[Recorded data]
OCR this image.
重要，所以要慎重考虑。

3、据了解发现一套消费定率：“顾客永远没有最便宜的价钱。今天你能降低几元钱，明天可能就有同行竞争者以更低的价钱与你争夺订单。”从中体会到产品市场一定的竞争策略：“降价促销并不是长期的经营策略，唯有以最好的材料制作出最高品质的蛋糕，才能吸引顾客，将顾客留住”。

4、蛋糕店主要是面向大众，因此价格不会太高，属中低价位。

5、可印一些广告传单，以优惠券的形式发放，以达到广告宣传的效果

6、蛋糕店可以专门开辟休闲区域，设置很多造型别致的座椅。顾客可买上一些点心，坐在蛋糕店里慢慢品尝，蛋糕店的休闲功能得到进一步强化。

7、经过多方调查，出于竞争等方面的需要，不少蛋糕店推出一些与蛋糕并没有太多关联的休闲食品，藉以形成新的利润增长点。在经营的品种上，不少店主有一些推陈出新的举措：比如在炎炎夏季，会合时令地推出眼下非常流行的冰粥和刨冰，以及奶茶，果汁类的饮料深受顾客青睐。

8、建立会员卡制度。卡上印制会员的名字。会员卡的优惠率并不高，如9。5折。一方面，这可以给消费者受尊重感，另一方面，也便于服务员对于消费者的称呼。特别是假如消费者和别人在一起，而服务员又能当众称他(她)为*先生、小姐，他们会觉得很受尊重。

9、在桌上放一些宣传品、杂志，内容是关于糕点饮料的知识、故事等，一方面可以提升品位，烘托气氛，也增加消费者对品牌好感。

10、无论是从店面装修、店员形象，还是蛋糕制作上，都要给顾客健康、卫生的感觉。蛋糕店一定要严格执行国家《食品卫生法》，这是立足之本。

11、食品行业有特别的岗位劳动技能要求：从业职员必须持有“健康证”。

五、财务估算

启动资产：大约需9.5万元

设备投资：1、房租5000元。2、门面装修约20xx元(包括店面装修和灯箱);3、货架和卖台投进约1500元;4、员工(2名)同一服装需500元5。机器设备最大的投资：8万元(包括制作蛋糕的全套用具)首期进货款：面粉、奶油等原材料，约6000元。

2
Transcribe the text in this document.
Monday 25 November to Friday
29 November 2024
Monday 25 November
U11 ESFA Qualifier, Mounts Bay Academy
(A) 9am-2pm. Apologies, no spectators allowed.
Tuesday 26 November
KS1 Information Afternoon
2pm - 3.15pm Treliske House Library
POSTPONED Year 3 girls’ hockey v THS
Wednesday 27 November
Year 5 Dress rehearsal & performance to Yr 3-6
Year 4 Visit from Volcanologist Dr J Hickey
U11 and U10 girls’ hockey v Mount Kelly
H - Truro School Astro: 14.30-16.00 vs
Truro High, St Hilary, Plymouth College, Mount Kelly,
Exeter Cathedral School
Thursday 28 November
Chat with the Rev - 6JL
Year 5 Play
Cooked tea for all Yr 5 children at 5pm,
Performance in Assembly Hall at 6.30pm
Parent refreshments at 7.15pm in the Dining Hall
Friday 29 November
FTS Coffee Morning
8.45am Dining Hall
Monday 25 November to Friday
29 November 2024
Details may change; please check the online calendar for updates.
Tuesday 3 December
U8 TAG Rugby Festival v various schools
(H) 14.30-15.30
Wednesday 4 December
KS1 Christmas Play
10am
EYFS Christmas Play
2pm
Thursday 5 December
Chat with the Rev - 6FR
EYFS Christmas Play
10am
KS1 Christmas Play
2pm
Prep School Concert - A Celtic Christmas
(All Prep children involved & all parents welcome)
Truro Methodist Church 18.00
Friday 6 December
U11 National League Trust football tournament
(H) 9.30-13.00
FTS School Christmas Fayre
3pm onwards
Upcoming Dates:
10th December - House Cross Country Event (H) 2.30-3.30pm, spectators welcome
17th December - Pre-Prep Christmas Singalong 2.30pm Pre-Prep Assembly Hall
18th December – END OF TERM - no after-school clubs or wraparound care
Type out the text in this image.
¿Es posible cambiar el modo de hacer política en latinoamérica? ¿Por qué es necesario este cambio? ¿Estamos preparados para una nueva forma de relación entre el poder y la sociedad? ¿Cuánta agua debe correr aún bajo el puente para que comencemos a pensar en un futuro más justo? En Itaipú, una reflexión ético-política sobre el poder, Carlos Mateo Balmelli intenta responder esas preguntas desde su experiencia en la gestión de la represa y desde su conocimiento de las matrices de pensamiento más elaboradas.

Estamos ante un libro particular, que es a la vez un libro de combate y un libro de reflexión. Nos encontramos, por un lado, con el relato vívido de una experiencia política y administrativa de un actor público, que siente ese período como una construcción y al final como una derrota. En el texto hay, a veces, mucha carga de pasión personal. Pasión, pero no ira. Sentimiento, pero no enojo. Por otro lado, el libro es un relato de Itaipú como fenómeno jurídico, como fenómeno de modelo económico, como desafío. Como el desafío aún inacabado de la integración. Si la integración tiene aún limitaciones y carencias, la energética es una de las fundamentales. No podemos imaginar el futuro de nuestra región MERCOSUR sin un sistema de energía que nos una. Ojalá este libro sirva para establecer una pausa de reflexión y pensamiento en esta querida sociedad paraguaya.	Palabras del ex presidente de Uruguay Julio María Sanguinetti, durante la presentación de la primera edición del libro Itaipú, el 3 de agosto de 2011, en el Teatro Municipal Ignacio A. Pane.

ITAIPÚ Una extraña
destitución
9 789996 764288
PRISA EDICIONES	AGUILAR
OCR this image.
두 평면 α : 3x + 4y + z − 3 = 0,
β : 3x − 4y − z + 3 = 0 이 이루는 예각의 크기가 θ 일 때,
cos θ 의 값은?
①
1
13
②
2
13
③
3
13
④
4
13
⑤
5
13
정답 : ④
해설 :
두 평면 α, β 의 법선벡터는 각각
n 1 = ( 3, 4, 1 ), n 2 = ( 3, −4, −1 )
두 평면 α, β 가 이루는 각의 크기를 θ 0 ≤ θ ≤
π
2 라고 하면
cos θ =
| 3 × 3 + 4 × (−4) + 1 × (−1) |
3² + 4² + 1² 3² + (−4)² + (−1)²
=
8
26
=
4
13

- [What this task involves]: Copy every line verbatim.

- [The reply]:
OCR this image.
重要，所以要慎重考虑。

3、据了解发现一套消费定率：“顾客永远没有最便宜的价钱。今天你能降低几元钱，明天可能就有同行竞争者以更低的价钱与你争夺订单。”从中体会到产品市场一定的竞争策略：“降价促销并不是长期的经营策略，唯有以最好的材料制作出最高品质的蛋糕，才能吸引顾客，将顾客留住”。

4、蛋糕店主要是面向大众，因此价格不会太高，属中低价位。

5、可印一些广告传单，以优惠券的形式发放，以达到广告宣传的效果

6、蛋糕店可以专门开辟休闲区域，设置很多造型别致的座椅。顾客可买上一些点心，坐在蛋糕店里慢慢品尝，蛋糕店的休闲功能得到进一步强化。

7、经过多方调查，出于竞争等方面的需要，不少蛋糕店推出一些与蛋糕并没有太多关联的休闲食品，藉以形成新的利润增长点。在经营的品种上，不少店主有一些推陈出新的举措：比如在炎炎夏季，会合时令地推出眼下非常流行的冰粥和刨冰，以及奶茶，果汁类的饮料深受顾客青睐。

8、建立会员卡制度。卡上印制会员的名字。会员卡的优惠率并不高，如9。5折。一方面，这可以给消费者受尊重感，另一方面，也便于服务员对于消费者的称呼。特别是假如消费者和别人在一起，而服务员又能当众称他(她)为*先生、小姐，他们会觉得很受尊重。

9、在桌上放一些宣传品、杂志，内容是关于糕点饮料的知识、故事等，一方面可以提升品位，烘托气氛，也增加消费者对品牌好感。

10、无论是从店面装修、店员形象，还是蛋糕制作上，都要给顾客健康、卫生的感觉。蛋糕店一定要严格执行国家《食品卫生法》，这是立足之本。

11、食品行业有特别的岗位劳动技能要求：从业职员必须持有“健康证”。

五、财务估算

启动资产：大约需9.5万元

设备投资：1、房租5000元。2、门面装修约20xx元(包括店面装修和灯箱);3、货架和卖台投进约1500元;4、员工(2名)同一服装需500元5。机器设备最大的投资：8万元(包括制作蛋糕的全套用具)首期进货款：面粉、奶油等原材料，约6000元。

2
Transcribe the text in this document.
Monday 25 November to Friday
29 November 2024
Monday 25 November
U11 ESFA Qualifier, Mounts Bay Academy
(A) 9am-2pm. Apologies, no spectators allowed.
Tuesday 26 November
KS1 Information Afternoon
2pm - 3.15pm Treliske House Library
POSTPONED Year 3 girls’ hockey v THS
Wednesday 27 November
Year 5 Dress rehearsal & performance to Yr 3-6
Year 4 Visit from Volcanologist Dr J Hickey
U11 and U10 girls’ hockey v Mount Kelly
H - Truro School Astro: 14.30-16.00 vs
Truro High, St Hilary, Plymouth College, Mount Kelly,
Exeter Cathedral School
Thursday 28 November
Chat with the Rev - 6JL
Year 5 Play
Cooked tea for all Yr 5 children at 5pm,
Performance in Assembly Hall at 6.30pm
Parent refreshments at 7.15pm in the Dining Hall
Friday 29 November
FTS Coffee Morning
8.45am Dining Hall
Monday 25 November to Friday
29 November 2024
Details may change; please check the online calendar for updates.
Tuesday 3 December
U8 TAG Rugby Festival v various schools
(H) 14.30-15.30
Wednesday 4 December
KS1 Christmas Play
10am
EYFS Christmas Play
2pm
Thursday 5 December
Chat with the Rev - 6FR
EYFS Christmas Play
10am
KS1 Christmas Play
2pm
Prep School Concert - A Celtic Christmas
(All Prep children involved & all parents welcome)
Truro Methodist Church 18.00
Friday 6 December
U11 National League Trust football tournament
(H) 9.30-13.00
FTS School Christmas Fayre
3pm onwards
Upcoming Dates:
10th December - House Cross Country Event (H) 2.30-3.30pm, spectators welcome
17th December - Pre-Prep Christmas Singalong 2.30pm Pre-Prep Assembly Hall
18th December – END OF TERM - no after-school clubs or wraparound care
Type out the text in this image.
¿Es posible cambiar el modo de hacer política en latinoamérica? ¿Por qué es necesario este cambio? ¿Estamos preparados para una nueva forma de relación entre el poder y la sociedad? ¿Cuánta agua debe correr aún bajo el puente para que comencemos a pensar en un futuro más justo? En Itaipú, una reflexión ético-política sobre el poder, Carlos Mateo Balmelli intenta responder esas preguntas desde su experiencia en la gestión de la represa y desde su conocimiento de las matrices de pensamiento más elaboradas.

Estamos ante un libro particular, que es a la vez un libro de combate y un libro de reflexión. Nos encontramos, por un lado, con el relato vívido de una experiencia política y administrativa de un actor público, que siente ese período como una construcción y al final como una derrota. En el texto hay, a veces, mucha carga de pasión personal. Pasión, pero no ira. Sentimiento, pero no enojo. Por otro lado, el libro es un relato de Itaipú como fenómeno jurídico, como fenómeno de modelo económico, como desafío. Como el desafío aún inacabado de la integración. Si la integración tiene aún limitaciones y carencias, la energética es una de las fundamentales. No podemos imaginar el futuro de nuestra región MERCOSUR sin un sistema de energía que nos una. Ojalá este libro sirva para establecer una pausa de reflexión y pensamiento en esta querida sociedad paraguaya.	Palabras del ex presidente de Uruguay Julio María Sanguinetti, durante la presentación de la primera edición del libro Itaipú, el 3 de agosto de 2011, en el Teatro Municipal Ignacio A. Pane.

ITAIPÚ Una extraña
destitución
9 789996 764288
PRISA EDICIONES	AGUILAR
OCR this image.
두 평면 α : 3x + 4y + z − 3 = 0,
β : 3x − 4y − z + 3 = 0 이 이루는 예각의 크기가 θ 일 때,
cos θ 의 값은?
①
1
13
②
2
13
③
3
13
④
4
13
⑤
5
13
정답 : ④
해설 :
두 평면 α, β 의 법선벡터는 각각
n 1 = ( 3, 4, 1 ), n 2 = ( 3, −4, −1 )
두 평면 α, β 가 이루는 각의 크기를 θ 0 ≤ θ ≤
π
2 라고 하면
cos θ =
| 3 × 3 + 4 × (−4) + 1 × (−1) |
3² + 4² + 1² 3² + (−4)² + (−1)²
=
8
26
=
4
13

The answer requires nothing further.